(RAW DATA):
- - -

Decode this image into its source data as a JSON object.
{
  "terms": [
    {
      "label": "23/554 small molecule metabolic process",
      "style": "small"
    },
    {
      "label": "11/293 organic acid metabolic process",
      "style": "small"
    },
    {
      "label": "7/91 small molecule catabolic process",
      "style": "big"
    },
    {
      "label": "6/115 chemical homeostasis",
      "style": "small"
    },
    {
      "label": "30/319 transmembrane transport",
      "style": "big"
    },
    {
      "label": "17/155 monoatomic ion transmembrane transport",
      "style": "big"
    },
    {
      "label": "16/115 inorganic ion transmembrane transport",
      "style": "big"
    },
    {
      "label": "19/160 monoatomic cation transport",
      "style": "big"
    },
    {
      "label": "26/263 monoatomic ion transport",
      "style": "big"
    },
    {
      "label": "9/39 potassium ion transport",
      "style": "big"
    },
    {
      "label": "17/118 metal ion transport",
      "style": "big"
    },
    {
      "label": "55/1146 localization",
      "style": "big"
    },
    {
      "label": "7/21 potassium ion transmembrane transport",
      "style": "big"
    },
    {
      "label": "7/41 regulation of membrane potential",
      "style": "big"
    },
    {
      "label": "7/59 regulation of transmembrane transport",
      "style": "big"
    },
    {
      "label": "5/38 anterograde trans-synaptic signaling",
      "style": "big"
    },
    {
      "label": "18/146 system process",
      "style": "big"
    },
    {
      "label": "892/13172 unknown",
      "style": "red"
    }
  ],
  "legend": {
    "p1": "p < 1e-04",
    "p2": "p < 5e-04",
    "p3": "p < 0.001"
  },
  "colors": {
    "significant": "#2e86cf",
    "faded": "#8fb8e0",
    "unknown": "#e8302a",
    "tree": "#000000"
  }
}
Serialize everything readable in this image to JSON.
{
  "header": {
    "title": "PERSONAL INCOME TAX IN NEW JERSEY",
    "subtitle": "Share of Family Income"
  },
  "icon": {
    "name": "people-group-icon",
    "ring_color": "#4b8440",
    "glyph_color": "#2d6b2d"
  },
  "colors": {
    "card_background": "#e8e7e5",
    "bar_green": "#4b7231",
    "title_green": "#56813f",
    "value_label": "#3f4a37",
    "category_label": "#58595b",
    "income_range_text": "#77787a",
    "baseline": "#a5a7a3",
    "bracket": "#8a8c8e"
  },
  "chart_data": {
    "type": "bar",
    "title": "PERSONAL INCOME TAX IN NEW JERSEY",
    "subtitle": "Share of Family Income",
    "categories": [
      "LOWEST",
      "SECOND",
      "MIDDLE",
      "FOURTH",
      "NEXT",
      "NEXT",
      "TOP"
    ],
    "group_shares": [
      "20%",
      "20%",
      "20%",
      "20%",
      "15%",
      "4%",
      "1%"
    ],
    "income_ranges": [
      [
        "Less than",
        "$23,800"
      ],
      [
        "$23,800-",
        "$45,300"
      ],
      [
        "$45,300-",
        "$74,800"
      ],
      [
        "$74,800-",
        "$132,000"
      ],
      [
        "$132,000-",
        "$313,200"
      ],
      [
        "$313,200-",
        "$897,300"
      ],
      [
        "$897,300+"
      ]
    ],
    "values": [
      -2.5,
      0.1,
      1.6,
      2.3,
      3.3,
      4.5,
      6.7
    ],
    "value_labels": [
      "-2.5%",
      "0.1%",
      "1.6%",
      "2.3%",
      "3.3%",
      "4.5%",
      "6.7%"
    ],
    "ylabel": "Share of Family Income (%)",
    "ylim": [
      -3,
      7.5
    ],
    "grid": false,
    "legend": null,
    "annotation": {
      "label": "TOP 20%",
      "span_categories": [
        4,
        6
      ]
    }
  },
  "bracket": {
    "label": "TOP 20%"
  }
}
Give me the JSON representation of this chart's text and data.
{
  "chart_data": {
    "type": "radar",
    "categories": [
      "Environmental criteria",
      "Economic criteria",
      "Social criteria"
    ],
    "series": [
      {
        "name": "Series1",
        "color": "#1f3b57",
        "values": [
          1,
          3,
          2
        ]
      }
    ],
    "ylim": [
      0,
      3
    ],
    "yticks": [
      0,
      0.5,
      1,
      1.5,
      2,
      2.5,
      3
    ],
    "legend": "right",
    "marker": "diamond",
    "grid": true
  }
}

- - -

(DIRECTIONS FOR THIS TASK):
Restate the whole listing exactly, leaving out nothing.

(RESPONSE):
Decode this image into its source data as a JSON object.
{
  "terms": [
    {
      "label": "23/554 small molecule metabolic process",
      "style": "small"
    },
    {
      "label": "11/293 organic acid metabolic process",
      "style": "small"
    },
    {
      "label": "7/91 small molecule catabolic process",
      "style": "big"
    },
    {
      "label": "6/115 chemical homeostasis",
      "style": "small"
    },
    {
      "label": "30/319 transmembrane transport",
      "style": "big"
    },
    {
      "label": "17/155 monoatomic ion transmembrane transport",
      "style": "big"
    },
    {
      "label": "16/115 inorganic ion transmembrane transport",
      "style": "big"
    },
    {
      "label": "19/160 monoatomic cation transport",
      "style": "big"
    },
    {
      "label": "26/263 monoatomic ion transport",
      "style": "big"
    },
    {
      "label": "9/39 potassium ion transport",
      "style": "big"
    },
    {
      "label": "17/118 metal ion transport",
      "style": "big"
    },
    {
      "label": "55/1146 localization",
      "style": "big"
    },
    {
      "label": "7/21 potassium ion transmembrane transport",
      "style": "big"
    },
    {
      "label": "7/41 regulation of membrane potential",
      "style": "big"
    },
    {
      "label": "7/59 regulation of transmembrane transport",
      "style": "big"
    },
    {
      "label": "5/38 anterograde trans-synaptic signaling",
      "style": "big"
    },
    {
      "label": "18/146 system process",
      "style": "big"
    },
    {
      "label": "892/13172 unknown",
      "style": "red"
    }
  ],
  "legend": {
    "p1": "p < 1e-04",
    "p2": "p < 5e-04",
    "p3": "p < 0.001"
  },
  "colors": {
    "significant": "#2e86cf",
    "faded": "#8fb8e0",
    "unknown": "#e8302a",
    "tree": "#000000"
  }
}
Serialize everything readable in this image to JSON.
{
  "header": {
    "title": "PERSONAL INCOME TAX IN NEW JERSEY",
    "subtitle": "Share of Family Income"
  },
  "icon": {
    "name": "people-group-icon",
    "ring_color": "#4b8440",
    "glyph_color": "#2d6b2d"
  },
  "colors": {
    "card_background": "#e8e7e5",
    "bar_green": "#4b7231",
    "title_green": "#56813f",
    "value_label": "#3f4a37",
    "category_label": "#58595b",
    "income_range_text": "#77787a",
    "baseline": "#a5a7a3",
    "bracket": "#8a8c8e"
  },
  "chart_data": {
    "type": "bar",
    "title": "PERSONAL INCOME TAX IN NEW JERSEY",
    "subtitle": "Share of Family Income",
    "categories": [
      "LOWEST",
      "SECOND",
      "MIDDLE",
      "FOURTH",
      "NEXT",
      "NEXT",
      "TOP"
    ],
    "group_shares": [
      "20%",
      "20%",
      "20%",
      "20%",
      "15%",
      "4%",
      "1%"
    ],
    "income_ranges": [
      [
        "Less than",
        "$23,800"
      ],
      [
        "$23,800-",
        "$45,300"
      ],
      [
        "$45,300-",
        "$74,800"
      ],
      [
        "$74,800-",
        "$132,000"
      ],
      [
        "$132,000-",
        "$313,200"
      ],
      [
        "$313,200-",
        "$897,300"
      ],
      [
        "$897,300+"
      ]
    ],
    "values": [
      -2.5,
      0.1,
      1.6,
      2.3,
      3.3,
      4.5,
      6.7
    ],
    "value_labels": [
      "-2.5%",
      "0.1%",
      "1.6%",
      "2.3%",
      "3.3%",
      "4.5%",
      "6.7%"
    ],
    "ylabel": "Share of Family Income (%)",
    "ylim": [
      -3,
      7.5
    ],
    "grid": false,
    "legend": null,
    "annotation": {
      "label": "TOP 20%",
      "span_categories": [
        4,
        6
      ]
    }
  },
  "bracket": {
    "label": "TOP 20%"
  }
}
Give me the JSON representation of this chart's text and data.
{
  "chart_data": {
    "type": "radar",
    "categories": [
      "Environmental criteria",
      "Economic criteria",
      "Social criteria"
    ],
    "series": [
      {
        "name": "Series1",
        "color": "#1f3b57",
        "values": [
          1,
          3,
          2
        ]
      }
    ],
    "ylim": [
      0,
      3
    ],
    "yticks": [
      0,
      0.5,
      1,
      1.5,
      2,
      2.5,
      3
    ],
    "legend": "right",
    "marker": "diamond",
    "grid": true
  }
}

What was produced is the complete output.